EXERCISE:
Pick out the lines containing "name".

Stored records
* begin *

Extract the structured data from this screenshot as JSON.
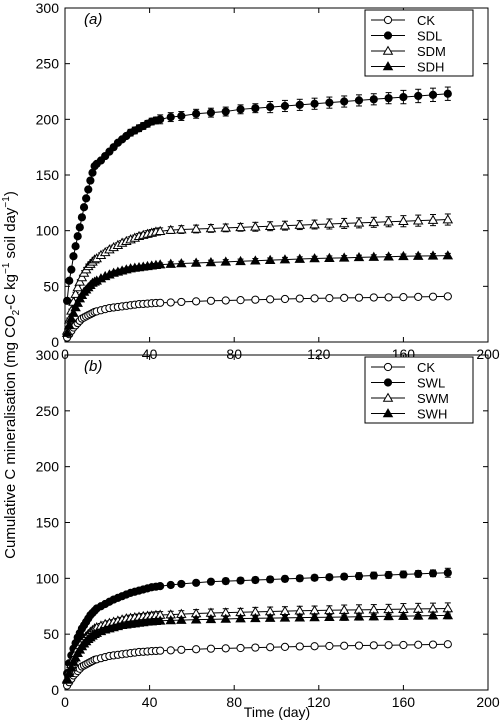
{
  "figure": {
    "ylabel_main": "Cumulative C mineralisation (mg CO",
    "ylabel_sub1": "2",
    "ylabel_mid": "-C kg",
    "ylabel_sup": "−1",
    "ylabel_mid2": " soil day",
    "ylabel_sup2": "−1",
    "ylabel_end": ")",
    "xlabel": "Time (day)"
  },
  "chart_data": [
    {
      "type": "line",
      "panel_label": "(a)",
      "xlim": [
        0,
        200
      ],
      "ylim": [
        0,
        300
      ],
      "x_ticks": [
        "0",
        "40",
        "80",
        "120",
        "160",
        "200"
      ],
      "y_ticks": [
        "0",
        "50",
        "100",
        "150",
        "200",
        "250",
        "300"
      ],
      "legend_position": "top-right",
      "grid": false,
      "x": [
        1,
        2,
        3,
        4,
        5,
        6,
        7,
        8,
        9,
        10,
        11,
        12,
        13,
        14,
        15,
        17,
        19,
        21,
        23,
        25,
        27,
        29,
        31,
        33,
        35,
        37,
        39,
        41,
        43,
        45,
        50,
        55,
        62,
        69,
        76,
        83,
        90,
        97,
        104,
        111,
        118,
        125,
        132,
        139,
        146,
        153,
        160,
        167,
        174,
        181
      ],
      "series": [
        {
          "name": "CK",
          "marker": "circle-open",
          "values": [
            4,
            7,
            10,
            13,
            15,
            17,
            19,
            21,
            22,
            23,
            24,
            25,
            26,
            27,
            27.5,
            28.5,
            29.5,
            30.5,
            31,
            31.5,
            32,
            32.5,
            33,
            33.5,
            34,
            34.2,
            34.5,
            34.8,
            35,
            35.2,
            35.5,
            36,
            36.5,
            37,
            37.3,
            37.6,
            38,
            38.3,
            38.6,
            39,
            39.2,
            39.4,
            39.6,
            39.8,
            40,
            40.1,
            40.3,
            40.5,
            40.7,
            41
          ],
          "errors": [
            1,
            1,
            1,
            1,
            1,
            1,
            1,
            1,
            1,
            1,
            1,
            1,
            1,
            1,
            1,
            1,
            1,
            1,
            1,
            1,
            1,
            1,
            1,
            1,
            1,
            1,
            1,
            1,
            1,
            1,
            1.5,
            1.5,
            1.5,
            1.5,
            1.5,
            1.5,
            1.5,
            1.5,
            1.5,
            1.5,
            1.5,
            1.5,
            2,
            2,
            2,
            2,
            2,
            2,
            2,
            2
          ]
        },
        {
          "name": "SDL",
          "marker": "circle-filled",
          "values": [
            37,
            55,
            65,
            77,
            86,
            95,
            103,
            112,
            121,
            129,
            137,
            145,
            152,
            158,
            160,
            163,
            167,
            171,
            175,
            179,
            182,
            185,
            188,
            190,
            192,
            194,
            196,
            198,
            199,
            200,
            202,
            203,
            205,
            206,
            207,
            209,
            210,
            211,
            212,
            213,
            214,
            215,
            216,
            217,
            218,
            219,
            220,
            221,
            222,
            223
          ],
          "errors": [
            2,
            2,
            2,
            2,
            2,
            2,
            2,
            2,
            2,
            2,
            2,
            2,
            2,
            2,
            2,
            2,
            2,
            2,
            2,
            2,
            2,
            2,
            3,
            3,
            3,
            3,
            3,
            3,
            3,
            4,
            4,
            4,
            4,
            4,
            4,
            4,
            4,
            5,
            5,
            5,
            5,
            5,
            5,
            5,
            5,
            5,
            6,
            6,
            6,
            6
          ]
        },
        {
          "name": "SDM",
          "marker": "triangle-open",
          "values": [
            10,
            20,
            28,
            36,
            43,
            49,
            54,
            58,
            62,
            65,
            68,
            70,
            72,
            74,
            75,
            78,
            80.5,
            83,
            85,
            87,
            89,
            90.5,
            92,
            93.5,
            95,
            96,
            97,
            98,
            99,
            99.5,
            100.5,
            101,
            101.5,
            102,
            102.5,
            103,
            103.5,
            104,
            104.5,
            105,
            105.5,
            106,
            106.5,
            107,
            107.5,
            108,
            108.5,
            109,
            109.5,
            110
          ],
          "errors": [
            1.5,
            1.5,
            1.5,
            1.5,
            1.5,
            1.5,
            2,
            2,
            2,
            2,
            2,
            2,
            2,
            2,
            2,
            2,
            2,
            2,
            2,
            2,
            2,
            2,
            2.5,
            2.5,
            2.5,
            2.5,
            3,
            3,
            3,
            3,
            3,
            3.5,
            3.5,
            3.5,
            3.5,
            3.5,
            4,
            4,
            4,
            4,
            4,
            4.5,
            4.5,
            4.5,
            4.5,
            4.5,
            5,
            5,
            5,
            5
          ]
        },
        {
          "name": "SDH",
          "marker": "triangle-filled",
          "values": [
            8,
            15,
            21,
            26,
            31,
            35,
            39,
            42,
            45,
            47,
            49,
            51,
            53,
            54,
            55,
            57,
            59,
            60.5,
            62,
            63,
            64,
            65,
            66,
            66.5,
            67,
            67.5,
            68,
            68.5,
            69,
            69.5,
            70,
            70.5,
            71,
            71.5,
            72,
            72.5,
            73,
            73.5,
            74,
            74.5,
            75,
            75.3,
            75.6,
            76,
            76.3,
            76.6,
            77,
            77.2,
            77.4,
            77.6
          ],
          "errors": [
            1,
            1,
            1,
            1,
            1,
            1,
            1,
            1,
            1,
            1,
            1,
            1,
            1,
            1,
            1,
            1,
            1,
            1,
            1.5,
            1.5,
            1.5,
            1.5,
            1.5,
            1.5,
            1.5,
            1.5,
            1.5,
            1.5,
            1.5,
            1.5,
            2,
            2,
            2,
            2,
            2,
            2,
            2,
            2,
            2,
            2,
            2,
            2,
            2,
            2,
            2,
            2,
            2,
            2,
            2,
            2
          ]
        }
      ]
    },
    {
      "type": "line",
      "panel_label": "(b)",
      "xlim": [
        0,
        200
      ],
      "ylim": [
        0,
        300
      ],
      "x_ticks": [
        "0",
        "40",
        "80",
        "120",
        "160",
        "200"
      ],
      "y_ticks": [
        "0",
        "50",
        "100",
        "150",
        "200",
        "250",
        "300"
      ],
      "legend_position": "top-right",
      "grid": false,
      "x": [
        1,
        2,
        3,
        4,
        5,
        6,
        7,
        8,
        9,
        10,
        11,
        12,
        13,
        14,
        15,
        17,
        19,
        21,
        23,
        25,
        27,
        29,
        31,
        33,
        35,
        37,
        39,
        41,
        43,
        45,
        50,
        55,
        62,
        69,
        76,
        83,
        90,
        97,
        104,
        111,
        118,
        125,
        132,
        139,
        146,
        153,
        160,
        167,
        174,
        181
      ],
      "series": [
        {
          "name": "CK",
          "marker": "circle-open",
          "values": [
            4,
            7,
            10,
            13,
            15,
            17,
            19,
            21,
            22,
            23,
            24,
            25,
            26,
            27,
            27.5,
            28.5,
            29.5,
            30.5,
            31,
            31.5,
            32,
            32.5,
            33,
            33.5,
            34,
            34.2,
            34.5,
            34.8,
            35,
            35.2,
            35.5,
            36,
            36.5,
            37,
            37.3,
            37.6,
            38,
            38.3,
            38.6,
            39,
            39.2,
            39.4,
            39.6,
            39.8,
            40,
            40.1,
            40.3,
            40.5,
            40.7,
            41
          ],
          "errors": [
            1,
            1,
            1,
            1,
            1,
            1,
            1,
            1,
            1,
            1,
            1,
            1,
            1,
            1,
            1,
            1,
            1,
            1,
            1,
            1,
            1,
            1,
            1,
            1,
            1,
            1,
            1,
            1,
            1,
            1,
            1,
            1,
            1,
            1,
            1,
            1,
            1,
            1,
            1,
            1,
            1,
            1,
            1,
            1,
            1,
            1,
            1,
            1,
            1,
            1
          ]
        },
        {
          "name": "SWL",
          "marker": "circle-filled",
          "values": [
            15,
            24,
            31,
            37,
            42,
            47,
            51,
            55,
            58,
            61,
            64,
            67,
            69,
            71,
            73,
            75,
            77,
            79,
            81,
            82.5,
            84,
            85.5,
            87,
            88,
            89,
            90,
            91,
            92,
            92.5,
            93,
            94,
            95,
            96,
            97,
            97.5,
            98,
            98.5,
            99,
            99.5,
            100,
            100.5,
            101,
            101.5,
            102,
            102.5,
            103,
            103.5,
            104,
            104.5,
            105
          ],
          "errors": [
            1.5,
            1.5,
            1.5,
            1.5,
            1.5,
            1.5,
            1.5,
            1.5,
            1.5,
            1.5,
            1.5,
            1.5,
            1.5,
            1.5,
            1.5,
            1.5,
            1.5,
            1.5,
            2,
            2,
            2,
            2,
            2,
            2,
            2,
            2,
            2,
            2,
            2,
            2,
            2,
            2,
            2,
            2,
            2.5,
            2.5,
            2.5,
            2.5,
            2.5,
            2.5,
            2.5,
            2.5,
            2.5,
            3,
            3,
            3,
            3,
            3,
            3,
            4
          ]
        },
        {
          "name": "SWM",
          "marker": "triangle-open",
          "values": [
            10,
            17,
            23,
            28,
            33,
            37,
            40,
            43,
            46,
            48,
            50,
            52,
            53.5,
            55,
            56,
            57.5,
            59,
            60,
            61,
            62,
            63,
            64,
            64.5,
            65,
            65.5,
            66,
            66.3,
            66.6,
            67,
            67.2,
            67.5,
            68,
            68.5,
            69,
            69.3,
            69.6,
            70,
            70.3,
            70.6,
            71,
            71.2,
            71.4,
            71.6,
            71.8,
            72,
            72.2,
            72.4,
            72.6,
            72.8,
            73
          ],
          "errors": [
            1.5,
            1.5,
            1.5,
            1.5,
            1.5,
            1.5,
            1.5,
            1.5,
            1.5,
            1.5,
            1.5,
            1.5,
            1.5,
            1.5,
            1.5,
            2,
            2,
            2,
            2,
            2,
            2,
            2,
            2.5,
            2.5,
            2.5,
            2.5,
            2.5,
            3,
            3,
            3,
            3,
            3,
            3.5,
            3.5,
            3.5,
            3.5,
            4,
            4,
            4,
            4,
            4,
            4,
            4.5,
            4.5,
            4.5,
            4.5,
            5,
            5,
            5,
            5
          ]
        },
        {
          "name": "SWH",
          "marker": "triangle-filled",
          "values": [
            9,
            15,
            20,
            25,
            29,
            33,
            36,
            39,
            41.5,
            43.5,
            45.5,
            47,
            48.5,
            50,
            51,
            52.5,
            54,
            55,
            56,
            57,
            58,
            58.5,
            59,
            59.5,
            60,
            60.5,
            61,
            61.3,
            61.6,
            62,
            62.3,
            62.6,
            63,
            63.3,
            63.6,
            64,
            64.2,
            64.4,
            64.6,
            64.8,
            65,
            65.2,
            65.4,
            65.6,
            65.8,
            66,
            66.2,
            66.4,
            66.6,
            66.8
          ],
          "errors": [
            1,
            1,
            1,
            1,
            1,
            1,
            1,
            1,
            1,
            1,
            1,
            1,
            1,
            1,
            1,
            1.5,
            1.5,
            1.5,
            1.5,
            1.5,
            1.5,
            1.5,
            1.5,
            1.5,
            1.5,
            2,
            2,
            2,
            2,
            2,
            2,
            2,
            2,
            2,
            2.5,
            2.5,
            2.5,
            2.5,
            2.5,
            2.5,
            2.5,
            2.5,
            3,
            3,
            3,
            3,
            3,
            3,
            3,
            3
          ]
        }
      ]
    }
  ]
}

* end *

COMPLETE OUTPUT:
          "name": "CK",
          "name": "SDL",
          "name": "SDM",
          "name": "SDH",
          "name": "CK",
          "name": "SWL",
          "name": "SWM",
          "name": "SWH",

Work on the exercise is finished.